**INSTRUCTIONS FOR THE TASK**
Rewrite everything in the data from the line containing "row-expense-type [465, 58, 512, 71]" down to the line containing "row-expense-type: 800 [465, 268, 512, 275]", swapping "row-target-article" for "row-target-code" and keeping all else the same.

**SUPPLIED RECORDS**
-.-.-
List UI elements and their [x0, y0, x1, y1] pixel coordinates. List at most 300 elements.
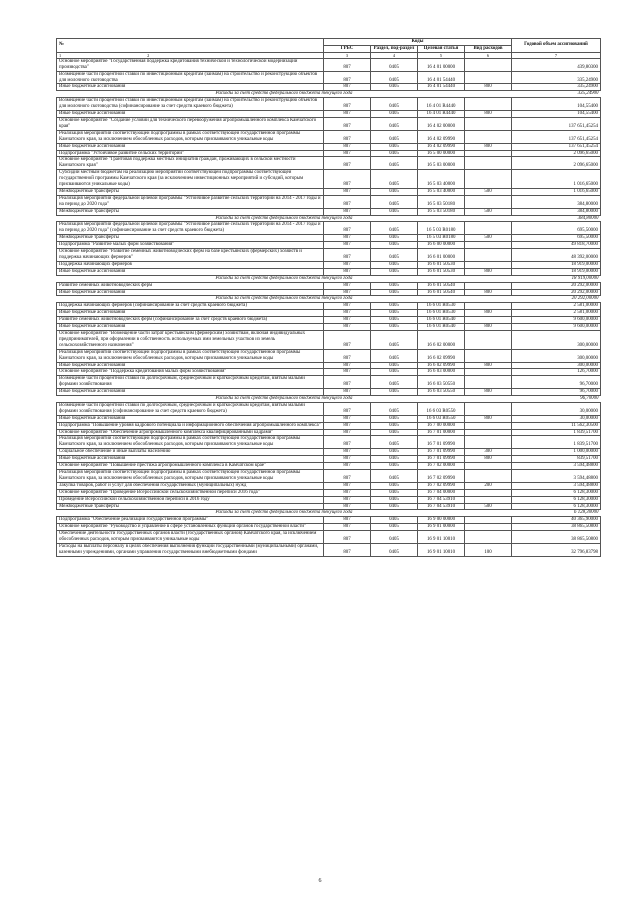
row-expense-type [465, 58, 512, 71]
row-expense-type [465, 117, 512, 130]
row-razdel: 0405 [371, 517, 418, 524]
row-target-article: 16 4 02 09990 [418, 130, 465, 143]
table-row [57, 524, 601, 531]
table-row [57, 130, 601, 143]
column-number: 6 [465, 52, 512, 58]
row-target-article: 16 7 04 00000 [418, 489, 465, 496]
row-expense-type [465, 157, 512, 170]
row-target-article: 16 4 01 R4440 [418, 111, 465, 118]
row-expense-type [465, 349, 512, 362]
row-name: Основное мероприятие "Поддержка кредитования малых форм хозяйствования" [57, 369, 324, 376]
note-text: Расходы за счет средств федерального бюджета текущего года [57, 396, 512, 403]
row-name: Иные бюджетные ассигнования [57, 324, 324, 331]
row-expense-type: 800 [465, 111, 512, 118]
row-target-article: 16 6 03 00000 [418, 369, 465, 376]
row-expense-type: 500 [465, 503, 512, 510]
row-expense-type [465, 436, 512, 449]
row-name: Развитие семейных животноводческих ферм (софинансирование за счет средств краевого бюджета) [57, 317, 324, 324]
row-expense-type: 800 [465, 268, 512, 275]
note-sum: 96,70000 [512, 396, 601, 403]
table-row [57, 249, 601, 262]
row-grbs: 807 [324, 415, 371, 422]
row-name: Иные бюджетные ассигнования [57, 268, 324, 275]
row-target-article: 16 6 01 R0540 [418, 324, 465, 331]
row-grbs: 807 [324, 289, 371, 296]
row-razdel: 0405 [371, 150, 418, 157]
row-sum: 126,70000 [512, 369, 601, 376]
row-sum: 30,00000 [512, 402, 601, 415]
row-razdel: 0405 [371, 543, 418, 556]
row-razdel: 0405 [371, 362, 418, 369]
row-expense-type: 800 [465, 310, 512, 317]
note-row [57, 275, 601, 282]
row-grbs: 807 [324, 84, 371, 91]
row-razdel: 0405 [371, 324, 418, 331]
row-grbs: 807 [324, 330, 371, 349]
row-grbs: 807 [324, 324, 371, 331]
table-row [57, 111, 601, 118]
row-razdel: 0405 [371, 188, 418, 195]
row-razdel: 0405 [371, 524, 418, 531]
row-name: Иные бюджетные ассигнования [57, 84, 324, 91]
row-sum: 38 865,50800 [512, 531, 601, 544]
row-sum: 335,24900 [512, 84, 601, 91]
row-name: Межбюджетные трансферты [57, 503, 324, 510]
row-target-article: 16 9 01 10010 [418, 531, 465, 544]
row-name: Основное мероприятие "Государственная поддержка кредитования технической и технологической модернизации производства" [57, 58, 324, 71]
row-sum: 300,00000 [512, 349, 601, 362]
note-row [57, 510, 601, 517]
row-razdel: 0405 [371, 429, 418, 436]
row-name: Проведение Всероссийской сельскохозяйственной переписи в 2016 году [57, 496, 324, 503]
table-row [57, 422, 601, 429]
row-name: Иные бюджетные ассигнования [57, 389, 324, 396]
row-grbs: 807 [324, 117, 371, 130]
row-sum: 1 016,65000 [512, 188, 601, 195]
row-razdel: 0405 [371, 170, 418, 189]
row-target-article: 16 7 02 09990 [418, 470, 465, 483]
row-target-article: 16 5 03 50180 [418, 208, 465, 215]
note-text: Расходы за счет средств федерального бюджета текущего года [57, 296, 512, 303]
table-row [57, 456, 601, 463]
row-name: Межбюджетные трансферты [57, 188, 324, 195]
row-grbs: 807 [324, 282, 371, 289]
row-expense-type [465, 422, 512, 429]
row-razdel: 0405 [371, 98, 418, 111]
table-row [57, 98, 601, 111]
row-razdel: 0405 [371, 58, 418, 71]
table-row [57, 310, 601, 317]
row-razdel: 0405 [371, 489, 418, 496]
budget-table-sheet [56, 38, 601, 557]
row-name: Основное мероприятие "Развитие семейных животноводческих ферм на базе крестьянских (фермерских) хозяйств и поддержка начинающих фермеров" [57, 249, 324, 262]
row-target-article: 16 6 03 50550 [418, 389, 465, 396]
row-expense-type: 800 [465, 389, 512, 396]
row-razdel: 0405 [371, 268, 418, 275]
row-name: Подпрограмма "Обеспечение реализации государственной программы" [57, 517, 324, 524]
column-number: 1 [59, 52, 62, 58]
row-name: Реализация мероприятий соответствующей подпрограммы в рамках соответствующей государственной программы Камчатского края, за исключением обособленных расходов, которым присваиваются уникальные коды [57, 470, 324, 483]
row-name: Реализация мероприятий федеральной целевой программы "Устойчивое развитие сельских территорий на 2014 - 2017 годы и на период до 2020 года" (софинансирование за счет средств краевого бюджета) [57, 222, 324, 235]
row-razdel: 0405 [371, 242, 418, 249]
row-grbs: 807 [324, 268, 371, 275]
table-row [57, 531, 601, 544]
header-num: № [57, 39, 324, 53]
row-name: Расходы на выплаты персоналу в целях обеспечения выполнения функций государственными (муниципальными) органами, казенными учреждениями, органами управления государственными внебюджетными фондами [57, 543, 324, 556]
row-expense-type: 500 [465, 208, 512, 215]
row-target-article: 16 6 03 50550 [418, 376, 465, 389]
row-target-article: 16 6 03 R0550 [418, 402, 465, 415]
table-row [57, 376, 601, 389]
row-razdel: 0405 [371, 470, 418, 483]
row-expense-type: 800 [465, 143, 512, 150]
row-grbs: 807 [324, 249, 371, 262]
row-expense-type: 200 [465, 482, 512, 489]
row-name: Межбюджетные трансферты [57, 208, 324, 215]
table-body [57, 52, 601, 556]
row-target-article: 16 6 01 50530 [418, 261, 465, 268]
row-sum: 1 839,51700 [512, 436, 601, 449]
table-row [57, 282, 601, 289]
row-sum: 30,00000 [512, 415, 601, 422]
row-sum: 3 594,48800 [512, 482, 601, 489]
row-grbs: 807 [324, 235, 371, 242]
row-grbs: 807 [324, 489, 371, 496]
row-target-article: 16 7 00 00000 [418, 422, 465, 429]
row-target-article: 16 5 00 00000 [418, 150, 465, 157]
budget-table [56, 38, 601, 557]
row-grbs: 807 [324, 429, 371, 436]
table-row [57, 369, 601, 376]
row-name: Иные бюджетные ассигнования [57, 111, 324, 118]
row-razdel: 0405 [371, 402, 418, 415]
row-razdel: 0405 [371, 422, 418, 429]
row-expense-type [465, 249, 512, 262]
note-sum: 384,80000 [512, 215, 601, 222]
row-target-article: 16 7 01 00000 [418, 429, 465, 436]
row-grbs: 807 [324, 58, 371, 71]
row-target-article: 16 7 02 09990 [418, 482, 465, 489]
header-codes: Коды [324, 39, 512, 46]
row-sum: 1 839,51700 [512, 429, 601, 436]
row-sum: 2 096,65000 [512, 150, 601, 157]
row-target-article: 16 7 01 09990 [418, 449, 465, 456]
row-name: Подпрограмма "Повышение уровня кадрового потенциала и информационного обеспечения агропромышленного комплекса" [57, 422, 324, 429]
header-cs: Целевая статья [418, 45, 465, 52]
row-grbs: 807 [324, 524, 371, 531]
row-sum: 18 919,00000 [512, 261, 601, 268]
note-sum: 18 919,00000 [512, 275, 601, 282]
row-name: Основное мероприятие "Создание условий для технического перевооружения агропромышленного комплекса Камчатского края" [57, 117, 324, 130]
row-razdel: 0405 [371, 503, 418, 510]
row-sum: 104,55400 [512, 98, 601, 111]
row-name: Основное мероприятие "Возмещение части затрат крестьянским (фермерским) хозяйствам, включая индивидуальных предпринимателей, при оформлении в собственность используемых ими земельных участков из земель сельскохозяйственного назначения" [57, 330, 324, 349]
row-target-article: 16 7 04 53910 [418, 496, 465, 503]
row-grbs: 807 [324, 436, 371, 449]
row-target-article: 16 6 00 00000 [418, 242, 465, 249]
row-grbs: 807 [324, 261, 371, 268]
row-expense-type: 100 [465, 543, 512, 556]
row-target-article: 16 6 01 R0530 [418, 303, 465, 310]
row-grbs: 807 [324, 456, 371, 463]
row-razdel: 0405 [371, 376, 418, 389]
table-row [57, 208, 601, 215]
row-grbs: 807 [324, 303, 371, 310]
table-row [57, 117, 601, 130]
row-target-article: 16 5 03 R0180 [418, 235, 465, 242]
row-name: Поддержка начинающих фермеров [57, 261, 324, 268]
row-grbs: 807 [324, 349, 371, 362]
row-name: Иные бюджетные ассигнования [57, 310, 324, 317]
row-expense-type [465, 463, 512, 470]
row-name: Основное мероприятие "Обеспечение агропромышленного комплекса квалифицированными кадрами" [57, 429, 324, 436]
row-name: Обеспечение деятельности государственных органов власти (государственных органов) Камчатского края, за исключением обособленных расходов, которым присваиваются уникальные коды [57, 531, 324, 544]
column-number: 3 [324, 52, 371, 58]
row-name: Основное мероприятие "Проведение Всероссийской сельскохозяйственной переписи 2016 года" [57, 489, 324, 496]
table-row [57, 170, 601, 189]
row-target-article: 16 4 01 00000 [418, 58, 465, 71]
table-row [57, 242, 601, 249]
row-name: Реализация мероприятий соответствующей подпрограммы в рамках соответствующей государственной программы Камчатского края, за исключением обособленных расходов, которым присваиваются уникальные коды [57, 130, 324, 143]
row-expense-type: 800 [465, 415, 512, 422]
row-razdel: 0405 [371, 369, 418, 376]
row-name: Иные бюджетные ассигнования [57, 456, 324, 463]
row-target-article: 16 7 01 09990 [418, 436, 465, 449]
row-sum: 20 292,00000 [512, 289, 601, 296]
row-grbs: 807 [324, 389, 371, 396]
row-name: Иные бюджетные ассигнования [57, 143, 324, 150]
row-name: Развитие семейных животноводческих ферм [57, 282, 324, 289]
row-grbs: 807 [324, 188, 371, 195]
row-name: Основное мероприятие "Повышение престижа агропромышленного комплекса в Камчатском крае" [57, 463, 324, 470]
table-row [57, 71, 601, 84]
table-row [57, 150, 601, 157]
row-sum: 49 818,70000 [512, 242, 601, 249]
table-row [57, 143, 601, 150]
row-razdel: 0405 [371, 111, 418, 118]
row-sum: 384,80000 [512, 195, 601, 208]
row-target-article: 16 5 03 50180 [418, 195, 465, 208]
note-sum: 335,24900 [512, 91, 601, 98]
row-name: Реализация мероприятий соответствующей подпрограммы в рамках соответствующей государственной программы Камчатского края, за исключением обособленных расходов, которым присваиваются уникальные коды [57, 436, 324, 449]
row-sum: 11 562,30500 [512, 422, 601, 429]
row-target-article: 16 7 02 00000 [418, 463, 465, 470]
row-grbs: 807 [324, 362, 371, 369]
table-row [57, 489, 601, 496]
row-razdel: 0405 [371, 208, 418, 215]
note-text: Расходы за счет средств федерального бюджета текущего года [57, 215, 512, 222]
table-row [57, 389, 601, 396]
row-grbs: 807 [324, 376, 371, 389]
row-razdel: 0405 [371, 482, 418, 489]
row-expense-type: 800 [465, 84, 512, 91]
row-sum: 6 128,30000 [512, 503, 601, 510]
row-target-article: 16 7 04 53910 [418, 503, 465, 510]
note-row [57, 396, 601, 403]
row-target-article: 16 7 01 09990 [418, 456, 465, 463]
row-razdel: 0405 [371, 261, 418, 268]
row-target-article: 16 6 02 09990 [418, 362, 465, 369]
row-expense-type [465, 317, 512, 324]
row-target-article: 16 6 01 R0540 [418, 317, 465, 324]
row-name: Межбюджетные трансферты [57, 235, 324, 242]
row-expense-type [465, 71, 512, 84]
note-sum: 6 128,30000 [512, 510, 601, 517]
row-sum: 300,00000 [512, 330, 601, 349]
note-row [57, 215, 601, 222]
note-sum: 20 292,00000 [512, 296, 601, 303]
row-razdel: 0405 [371, 71, 418, 84]
row-expense-type [465, 429, 512, 436]
table-row [57, 517, 601, 524]
row-grbs: 807 [324, 543, 371, 556]
row-name: Поддержка начинающих фермеров (софинансирование за счет средств краевого бюджета) [57, 303, 324, 310]
row-grbs: 807 [324, 402, 371, 415]
row-grbs: 807 [324, 496, 371, 503]
row-name: Социальное обеспечение и иные выплаты населению [57, 449, 324, 456]
row-sum: 3 594,48800 [512, 470, 601, 483]
header-row-codes [57, 39, 601, 46]
row-expense-type: 500 [465, 188, 512, 195]
row-sum: 1 000,00000 [512, 449, 601, 456]
row-expense-type [465, 150, 512, 157]
row-expense-type [465, 369, 512, 376]
row-expense-type [465, 222, 512, 235]
row-sum: 6 128,30000 [512, 489, 601, 496]
row-name: Подпрограмма "Развитие малых форм хозяйствования" [57, 242, 324, 249]
row-grbs: 807 [324, 208, 371, 215]
row-name: Возмещение части процентной ставки по инвестиционным кредитам (займам) на строительство и реконструкцию объектов для молочного скотоводства (софинансирование за счет средств краевого бюджета) [57, 98, 324, 111]
row-grbs: 807 [324, 317, 371, 324]
row-razdel: 0405 [371, 303, 418, 310]
row-sum: 6 128,30000 [512, 496, 601, 503]
row-grbs: 807 [324, 195, 371, 208]
row-sum: 137 651,45254 [512, 117, 601, 130]
row-expense-type [465, 242, 512, 249]
row-razdel: 0405 [371, 249, 418, 262]
row-sum: 96,70000 [512, 389, 601, 396]
note-row [57, 296, 601, 303]
row-target-article: 16 6 03 R0550 [418, 415, 465, 422]
row-expense-type: 300 [465, 449, 512, 456]
table-row [57, 362, 601, 369]
row-razdel: 0405 [371, 449, 418, 456]
row-sum: 695,50000 [512, 235, 601, 242]
row-expense-type [465, 517, 512, 524]
row-razdel: 0405 [371, 84, 418, 91]
table-row [57, 496, 601, 503]
row-razdel: 0405 [371, 157, 418, 170]
row-grbs: 807 [324, 222, 371, 235]
column-number: 7 [512, 52, 601, 58]
row-grbs: 807 [324, 150, 371, 157]
row-target-article: 16 6 01 50530 [418, 268, 465, 275]
note-text: Расходы за счет средств федерального бюджета текущего года [57, 510, 512, 517]
row-razdel: 0405 [371, 456, 418, 463]
row-name: Основное мероприятие "Грантовая поддержка местных инициатив граждан, проживающих в сельской местности Камчатского края" [57, 157, 324, 170]
row-sum: 9 600,00000 [512, 317, 601, 324]
row-sum: 137 651,45254 [512, 130, 601, 143]
row-expense-type [465, 470, 512, 483]
table-row [57, 429, 601, 436]
row-sum: 38 865,50800 [512, 524, 601, 531]
row-grbs: 807 [324, 111, 371, 118]
row-razdel: 0405 [371, 436, 418, 449]
header-vr: Вид расходов [465, 45, 512, 52]
row-sum: 839,51700 [512, 456, 601, 463]
row-target-article: 16 4 01 54440 [418, 84, 465, 91]
row-target-article: 16 6 02 09990 [418, 349, 465, 362]
table-row [57, 415, 601, 422]
row-target-article: 16 5 03 00000 [418, 157, 465, 170]
row-razdel: 0405 [371, 389, 418, 396]
table-row [57, 303, 601, 310]
row-sum: 137 651,45254 [512, 143, 601, 150]
row-grbs: 807 [324, 482, 371, 489]
row-expense-type [465, 98, 512, 111]
row-sum: 2 581,00000 [512, 310, 601, 317]
row-razdel: 0405 [371, 496, 418, 503]
table-row [57, 268, 601, 275]
row-expense-type [465, 531, 512, 544]
row-target-article: 16 6 01 50540 [418, 289, 465, 296]
row-sum: 9 600,00000 [512, 324, 601, 331]
row-name: Иные бюджетные ассигнования [57, 362, 324, 369]
column-number: 5 [418, 52, 465, 58]
row-expense-type: 800 [465, 456, 512, 463]
note-text: Расходы за счет средств федерального бюджета текущего года [57, 91, 512, 98]
row-sum: 18 919,00000 [512, 268, 601, 275]
table-row [57, 317, 601, 324]
table-row [57, 157, 601, 170]
table-row [57, 402, 601, 415]
row-expense-type: 800 [465, 324, 512, 331]
row-sum: 3 594,48800 [512, 463, 601, 470]
row-grbs: 807 [324, 470, 371, 483]
row-expense-type: 500 [465, 235, 512, 242]
table-row [57, 543, 601, 556]
row-target-article: 16 5 03 R0180 [418, 222, 465, 235]
table-row [57, 84, 601, 91]
row-sum: 439,80300 [512, 58, 601, 71]
row-expense-type [465, 496, 512, 503]
row-target-article: 16 9 00 00000 [418, 517, 465, 524]
row-grbs: 807 [324, 130, 371, 143]
row-name: Основное мероприятие "Руководство и управление в сфере установленных функций органов государственной власти" [57, 524, 324, 531]
row-razdel: 0405 [371, 330, 418, 349]
row-sum: 104,55400 [512, 111, 601, 118]
row-target-article: 16 6 01 50540 [418, 282, 465, 289]
note-text: Расходы за счет средств федерального бюджета текущего года [57, 275, 512, 282]
row-target-article: 16 9 01 10010 [418, 543, 465, 556]
row-sum: 32 796,83798 [512, 543, 601, 556]
row-razdel: 0405 [371, 143, 418, 150]
header-grbs: ГРБС [324, 45, 371, 52]
row-target-article: 16 4 01 R4440 [418, 98, 465, 111]
row-name: Закупка товаров, работ и услуг для обеспечения государственных (муниципальных) нужд [57, 482, 324, 489]
row-target-article: 16 6 01 00000 [418, 249, 465, 262]
table-row [57, 330, 601, 349]
row-razdel: 0405 [371, 117, 418, 130]
row-target-article: 16 5 03 40000 [418, 170, 465, 189]
row-name: Иные бюджетные ассигнования [57, 415, 324, 422]
row-grbs: 807 [324, 157, 371, 170]
row-target-article: 16 4 02 00000 [418, 117, 465, 130]
row-name: Возмещение части процентной ставки по инвестиционным кредитам (займам) на строительство и реконструкцию объектов для молочного скотоводства [57, 71, 324, 84]
row-expense-type [465, 524, 512, 531]
row-razdel: 0405 [371, 289, 418, 296]
row-grbs: 807 [324, 503, 371, 510]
-.-.-
**RESULT OF THIS TASK**
row-expense-type [465, 58, 512, 71]
row-expense-type [465, 117, 512, 130]
row-razdel: 0405 [371, 517, 418, 524]
row-target-code: 16 4 02 09990 [418, 130, 465, 143]
table-row [57, 524, 601, 531]
table-row [57, 130, 601, 143]
column-number: 6 [465, 52, 512, 58]
row-target-code: 16 7 04 00000 [418, 489, 465, 496]
row-expense-type [465, 157, 512, 170]
row-target-code: 16 4 01 R4440 [418, 111, 465, 118]
row-expense-type [465, 349, 512, 362]
row-name: Основное мероприятие "Поддержка кредитования малых форм хозяйствования" [57, 369, 324, 376]
note-text: Расходы за счет средств федерального бюджета текущего года [57, 396, 512, 403]
row-name: Иные бюджетные ассигнования [57, 324, 324, 331]
row-expense-type: 800 [465, 111, 512, 118]
row-target-code: 16 6 03 00000 [418, 369, 465, 376]
row-expense-type: 500 [465, 503, 512, 510]
row-expense-type [465, 436, 512, 449]
row-name: Развитие семейных животноводческих ферм (софинансирование за счет средств краевого бюджета) [57, 317, 324, 324]
row-expense-type: 800 [465, 268, 512, 275]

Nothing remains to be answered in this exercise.